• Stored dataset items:
------------------------------------
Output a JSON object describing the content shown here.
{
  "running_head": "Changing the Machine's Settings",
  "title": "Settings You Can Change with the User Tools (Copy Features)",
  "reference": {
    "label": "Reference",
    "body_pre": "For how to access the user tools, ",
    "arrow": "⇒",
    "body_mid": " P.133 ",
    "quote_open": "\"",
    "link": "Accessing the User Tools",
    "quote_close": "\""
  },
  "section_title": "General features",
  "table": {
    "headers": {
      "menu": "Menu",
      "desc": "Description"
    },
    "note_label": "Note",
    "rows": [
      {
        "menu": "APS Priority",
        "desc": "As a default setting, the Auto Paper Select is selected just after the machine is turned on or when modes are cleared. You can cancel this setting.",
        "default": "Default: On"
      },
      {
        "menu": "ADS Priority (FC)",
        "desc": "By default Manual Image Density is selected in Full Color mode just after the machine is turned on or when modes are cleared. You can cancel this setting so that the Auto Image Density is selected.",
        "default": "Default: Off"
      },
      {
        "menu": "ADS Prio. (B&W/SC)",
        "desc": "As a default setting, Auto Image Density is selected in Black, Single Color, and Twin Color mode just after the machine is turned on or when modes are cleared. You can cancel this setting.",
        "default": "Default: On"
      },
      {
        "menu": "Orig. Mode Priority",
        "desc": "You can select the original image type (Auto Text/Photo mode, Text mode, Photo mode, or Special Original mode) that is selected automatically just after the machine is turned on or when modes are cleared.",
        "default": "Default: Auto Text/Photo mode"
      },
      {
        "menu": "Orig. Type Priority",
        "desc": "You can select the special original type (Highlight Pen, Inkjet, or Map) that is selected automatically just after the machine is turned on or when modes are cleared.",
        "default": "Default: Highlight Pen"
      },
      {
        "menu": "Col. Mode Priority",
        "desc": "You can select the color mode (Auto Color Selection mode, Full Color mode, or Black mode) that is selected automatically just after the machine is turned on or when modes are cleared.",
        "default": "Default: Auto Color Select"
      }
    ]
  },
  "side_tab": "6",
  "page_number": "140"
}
------------------------------------
• What to produce:
Pull out and copy each line containing the string "Text".

• Task solution:
        "desc": "You can select the original image type (Auto Text/Photo mode, Text mode, Photo mode, or Special Original mode) that is selected automatically just after the machine is turned on or when modes are cleared.",
        "default": "Default: Auto Text/Photo mode"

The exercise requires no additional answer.